→ **Trecho**
Aprovada pela Assembleia Legislativa com base no Projeto de Lei nº 2.718/2024, de autoria do deputado Raul Belém (Cidadania), a norma destaca a relevância histórica, afetiva e econômica da coxinha criada há mais de cinco décadas por Vilma de Fátima Clemente Salomão, fundadora do Bar Apolo.
Desde 1971, a receita de massa crocante e recheio de pernil bem temperado conquistou gerações e ultrapassou fronteiras: hoje, é vendida inclusive em outras cidades por comerciantes que fazem questão de destacar sua origem - Coxinha do Bar Apolo de Araguari.
Em entrevista ao Estado de Minas, Dimas Alvim Salomão, filho da fundadora e atual responsável pelo bar, conta os detalhes da criação da casa: "O bar foi fundado pela minha mãe, Dona Vilma, no dia 5 de janeiro de 1971, e meu pai, José, sempre a apoiou muito nesse processo. O nome Apolo, com um 'L' só, é uma homenagem à nave Apolo 11, que chegou à Lua em 1969. Minha mãe ficou impressionada com aquilo tudo, mas tirou um 'L' do nome para não parecer tão estrangeiro. Dizia: 'Vamos colocar Apolo com um L só, mais nosso'".
"O que levou ao reconhecimento foi a inovação da receita. Naquela época, coxinha era sinônimo de frango, mas minha mãe nunca gostou desse recheio. Tentou várias receitas e acabou chegando no pernil. Ela acrescentou batata, temperou do jeitinho dela, e assim nasceu a nossa coxinha. Até hoje usamos os mesmos ingredientes e o mesmo processo artesanal".
O reconhecimento se baseia na Lei estadual nº 24.219/2022, que institui diretrizes para a valorização de expressões culturais da sociedade mineira. Segundo o texto da nova lei, a coxinha é um símbolo de cuidado artesanal e ligação entre memória e território.
"A nossa massa é fininha, crocante, feita com farinha de trigo. Já tentamos máquina, mas não presta, mas o fechamento não fica bom, a massa fica grossa. Fica parecendo aquelas de loja de conveniência de posto. A gente não aceitou isso. Aqui é tudo enrolado à mão, como sempre foi".
Procurado pelo jornal, o Iepha (Instituto Estadual do Patrimônio Histórico e Artístico de Minas Gerais) afirmou em nota, que a medida "é uma iniciativa da Assembleia Legislativa de Minas Gerais que contribui para a valorização da cultura mineira". Confira a nota na íntegra ao final da reportagem
Uma receita com história
O Bar Apolo nasceu da dedicação de Vilma e sua família, que transformaram um pequeno comércio de bairro em um ponto de encontro afetivo da cidade. A receita da coxinha, preparada com carne de pernil cuidadosamente selecionada e temperada com um segredo de família, passou a ser o carro-chefe do local. Segundo relatos dos frequentadores, o sabor marcante da iguaria é inseparável das lembranças da infância, das conversas de balcão e das histórias vividas em torno do bar.

→ **Listagem fornecida**
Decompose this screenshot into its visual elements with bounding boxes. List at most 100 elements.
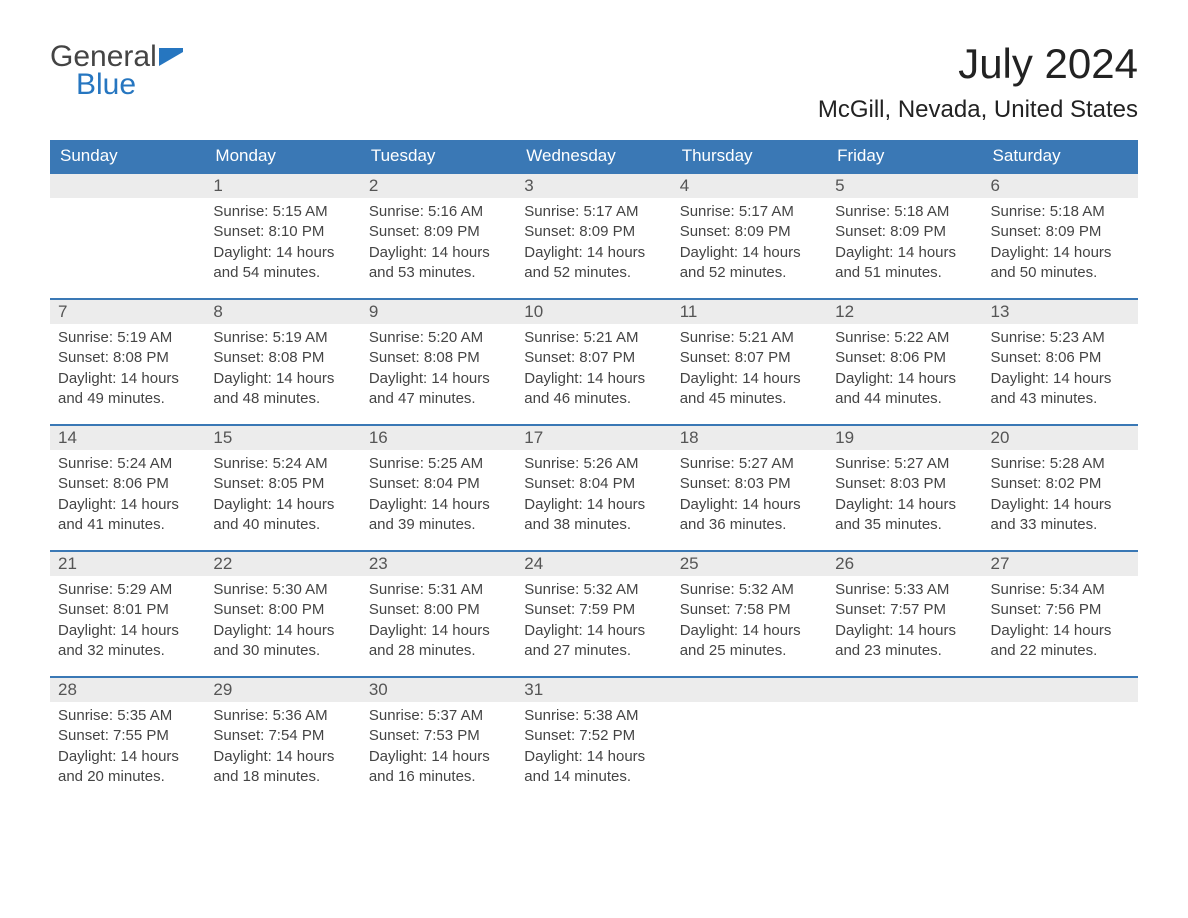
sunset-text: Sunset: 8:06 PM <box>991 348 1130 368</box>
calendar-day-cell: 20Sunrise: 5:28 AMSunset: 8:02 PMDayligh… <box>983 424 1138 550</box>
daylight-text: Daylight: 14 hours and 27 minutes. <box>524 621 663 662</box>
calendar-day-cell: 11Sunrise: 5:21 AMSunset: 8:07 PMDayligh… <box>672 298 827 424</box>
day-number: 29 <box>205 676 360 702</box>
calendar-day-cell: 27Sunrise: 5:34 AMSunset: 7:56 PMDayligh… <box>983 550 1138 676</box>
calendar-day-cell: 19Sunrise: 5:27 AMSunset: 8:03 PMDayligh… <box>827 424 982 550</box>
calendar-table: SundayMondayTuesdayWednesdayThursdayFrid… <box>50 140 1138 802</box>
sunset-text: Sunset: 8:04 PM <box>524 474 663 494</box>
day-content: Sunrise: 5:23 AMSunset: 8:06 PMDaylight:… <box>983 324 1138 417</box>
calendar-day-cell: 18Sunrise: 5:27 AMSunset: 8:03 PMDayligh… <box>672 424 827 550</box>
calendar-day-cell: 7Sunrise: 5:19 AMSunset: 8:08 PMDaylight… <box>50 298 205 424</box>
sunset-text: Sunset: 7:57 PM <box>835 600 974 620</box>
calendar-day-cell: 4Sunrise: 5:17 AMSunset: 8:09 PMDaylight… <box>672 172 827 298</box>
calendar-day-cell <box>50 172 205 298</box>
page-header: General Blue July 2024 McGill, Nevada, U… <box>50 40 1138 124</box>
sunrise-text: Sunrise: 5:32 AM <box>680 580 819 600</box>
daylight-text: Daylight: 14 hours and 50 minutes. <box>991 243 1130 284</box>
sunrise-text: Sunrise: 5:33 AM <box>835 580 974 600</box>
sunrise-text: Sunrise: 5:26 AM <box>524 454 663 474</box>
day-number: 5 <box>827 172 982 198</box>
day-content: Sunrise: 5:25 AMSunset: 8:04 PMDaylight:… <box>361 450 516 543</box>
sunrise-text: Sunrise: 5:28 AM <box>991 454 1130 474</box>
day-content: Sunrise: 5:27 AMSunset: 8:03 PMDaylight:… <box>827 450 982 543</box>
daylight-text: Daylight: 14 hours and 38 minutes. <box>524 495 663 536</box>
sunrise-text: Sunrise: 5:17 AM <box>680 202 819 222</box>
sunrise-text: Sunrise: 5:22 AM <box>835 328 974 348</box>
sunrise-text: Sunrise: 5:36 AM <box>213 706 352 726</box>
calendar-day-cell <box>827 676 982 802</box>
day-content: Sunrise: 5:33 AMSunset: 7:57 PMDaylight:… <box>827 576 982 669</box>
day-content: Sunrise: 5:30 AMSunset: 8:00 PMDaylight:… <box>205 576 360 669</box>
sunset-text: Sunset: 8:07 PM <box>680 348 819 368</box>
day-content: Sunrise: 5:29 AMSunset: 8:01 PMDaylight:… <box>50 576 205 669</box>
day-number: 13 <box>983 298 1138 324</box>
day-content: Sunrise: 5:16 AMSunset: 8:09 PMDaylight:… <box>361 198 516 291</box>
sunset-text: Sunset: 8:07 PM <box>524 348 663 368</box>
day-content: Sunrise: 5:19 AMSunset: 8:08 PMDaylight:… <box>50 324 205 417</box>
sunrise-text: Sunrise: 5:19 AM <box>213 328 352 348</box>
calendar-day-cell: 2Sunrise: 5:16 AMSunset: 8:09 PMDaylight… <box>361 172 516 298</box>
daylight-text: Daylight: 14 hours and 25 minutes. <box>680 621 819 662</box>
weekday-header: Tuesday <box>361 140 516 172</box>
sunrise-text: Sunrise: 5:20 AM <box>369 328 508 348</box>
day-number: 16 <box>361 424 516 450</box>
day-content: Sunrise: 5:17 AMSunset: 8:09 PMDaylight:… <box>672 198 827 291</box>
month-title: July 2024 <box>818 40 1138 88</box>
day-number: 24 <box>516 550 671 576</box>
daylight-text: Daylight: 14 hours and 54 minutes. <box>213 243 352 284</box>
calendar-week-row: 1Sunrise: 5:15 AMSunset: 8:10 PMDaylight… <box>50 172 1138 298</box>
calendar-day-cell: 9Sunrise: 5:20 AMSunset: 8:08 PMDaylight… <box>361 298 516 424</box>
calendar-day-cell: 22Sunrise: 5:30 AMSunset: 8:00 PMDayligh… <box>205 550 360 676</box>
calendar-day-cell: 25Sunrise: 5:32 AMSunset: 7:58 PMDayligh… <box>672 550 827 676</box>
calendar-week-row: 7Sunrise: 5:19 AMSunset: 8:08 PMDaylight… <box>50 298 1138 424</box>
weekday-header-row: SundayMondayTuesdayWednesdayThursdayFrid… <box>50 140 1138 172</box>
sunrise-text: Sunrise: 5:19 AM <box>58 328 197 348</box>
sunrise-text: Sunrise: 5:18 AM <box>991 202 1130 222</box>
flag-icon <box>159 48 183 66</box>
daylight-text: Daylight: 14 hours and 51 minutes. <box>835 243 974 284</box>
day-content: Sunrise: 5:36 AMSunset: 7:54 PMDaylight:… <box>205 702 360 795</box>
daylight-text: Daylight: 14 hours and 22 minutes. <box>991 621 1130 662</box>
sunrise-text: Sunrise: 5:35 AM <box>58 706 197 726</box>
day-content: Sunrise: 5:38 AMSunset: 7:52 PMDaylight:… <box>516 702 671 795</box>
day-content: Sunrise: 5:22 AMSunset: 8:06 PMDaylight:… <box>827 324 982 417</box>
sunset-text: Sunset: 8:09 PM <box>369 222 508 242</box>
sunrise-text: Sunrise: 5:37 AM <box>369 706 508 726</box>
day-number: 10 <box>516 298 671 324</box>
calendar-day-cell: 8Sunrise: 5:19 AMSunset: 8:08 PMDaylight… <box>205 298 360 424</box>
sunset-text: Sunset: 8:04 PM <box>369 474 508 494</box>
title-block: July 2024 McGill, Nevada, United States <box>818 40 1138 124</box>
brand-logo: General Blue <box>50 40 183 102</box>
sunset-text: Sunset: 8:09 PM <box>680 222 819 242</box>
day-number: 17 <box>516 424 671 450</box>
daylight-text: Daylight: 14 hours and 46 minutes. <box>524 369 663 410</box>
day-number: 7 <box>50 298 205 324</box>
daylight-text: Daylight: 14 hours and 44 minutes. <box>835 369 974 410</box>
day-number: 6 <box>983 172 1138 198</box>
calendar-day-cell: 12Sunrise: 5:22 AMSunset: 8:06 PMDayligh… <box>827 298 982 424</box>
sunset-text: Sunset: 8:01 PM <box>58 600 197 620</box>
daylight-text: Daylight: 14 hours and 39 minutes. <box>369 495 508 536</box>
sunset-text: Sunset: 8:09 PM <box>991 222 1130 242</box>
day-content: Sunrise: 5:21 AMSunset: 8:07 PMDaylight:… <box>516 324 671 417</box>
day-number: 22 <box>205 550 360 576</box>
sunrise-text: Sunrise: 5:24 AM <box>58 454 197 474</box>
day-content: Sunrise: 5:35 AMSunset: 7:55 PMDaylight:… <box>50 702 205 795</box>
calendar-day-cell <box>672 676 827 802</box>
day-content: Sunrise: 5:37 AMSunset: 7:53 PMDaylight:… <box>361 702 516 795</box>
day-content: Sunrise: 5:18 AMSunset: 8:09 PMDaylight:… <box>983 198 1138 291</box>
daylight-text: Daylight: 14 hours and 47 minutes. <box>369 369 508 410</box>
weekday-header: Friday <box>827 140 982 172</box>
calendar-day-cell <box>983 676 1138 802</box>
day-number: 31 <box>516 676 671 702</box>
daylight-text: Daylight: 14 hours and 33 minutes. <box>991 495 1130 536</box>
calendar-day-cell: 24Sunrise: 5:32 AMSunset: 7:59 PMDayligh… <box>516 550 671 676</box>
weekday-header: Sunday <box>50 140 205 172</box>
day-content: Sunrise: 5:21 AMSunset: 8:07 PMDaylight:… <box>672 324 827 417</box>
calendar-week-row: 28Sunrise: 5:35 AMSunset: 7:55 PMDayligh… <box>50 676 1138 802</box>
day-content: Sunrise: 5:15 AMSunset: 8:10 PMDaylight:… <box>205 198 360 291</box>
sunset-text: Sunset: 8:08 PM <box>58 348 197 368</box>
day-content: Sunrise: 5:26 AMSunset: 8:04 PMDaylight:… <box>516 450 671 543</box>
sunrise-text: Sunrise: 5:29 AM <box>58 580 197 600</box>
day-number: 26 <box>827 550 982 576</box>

→ **Conjunto de tarefas**
a) Copie do trecho sobre a coxinha do Bar Apolo a parte que vai de "Aprovada pela Assembleia" até "Apolo de Araguari.", incluindo as duas pontas.
b) Repita sem mudar nada as linhas da listagem entre a que contém "sunset-text: Sunset: 8:06" e a que contém "calendar-day-cell: 7Sunrise: 5:19", incluindo as duas.

→ **Resultados por tarefa**
a)
Aprovada pela Assembleia Legislativa com base no Projeto de Lei nº 2.718/2024, de autoria do deputado Raul Belém (Cidadania), a norma destaca a relevância histórica, afetiva e econômica da coxinha criada há mais de cinco décadas por Vilma de Fátima Clemente Salomão, fundadora do Bar Apolo.
Desde 1971, a receita de massa crocante e recheio de pernil bem temperado conquistou gerações e ultrapassou fronteiras: hoje, é vendida inclusive em outras cidades por comerciantes que fazem questão de destacar sua origem - Coxinha do Bar Apolo de Araguari.

b)
sunset-text: Sunset: 8:06 PM <box>991 348 1130 368</box>
calendar-day-cell: 20Sunrise: 5:28 AMSunset: 8:02 PMDayligh… <box>983 424 1138 550</box>
daylight-text: Daylight: 14 hours and 27 minutes. <box>524 621 663 662</box>
calendar-day-cell: 11Sunrise: 5:21 AMSunset: 8:07 PMDayligh… <box>672 298 827 424</box>
day-number: 29 <box>205 676 360 702</box>
calendar-day-cell: 27Sunrise: 5:34 AMSunset: 7:56 PMDayligh… <box>983 550 1138 676</box>
calendar-day-cell: 19Sunrise: 5:27 AMSunset: 8:03 PMDayligh… <box>827 424 982 550</box>
calendar-table: SundayMondayTuesdayWednesdayThursdayFrid… <box>50 140 1138 802</box>
sunset-text: Sunset: 8:04 PM <box>524 474 663 494</box>
day-content: Sunrise: 5:23 AMSunset: 8:06 PMDaylight:… <box>983 324 1138 417</box>
calendar-day-cell: 18Sunrise: 5:27 AMSunset: 8:03 PMDayligh… <box>672 424 827 550</box>
calendar-day-cell: 7Sunrise: 5:19 AMSunset: 8:08 PMDaylight… <box>50 298 205 424</box>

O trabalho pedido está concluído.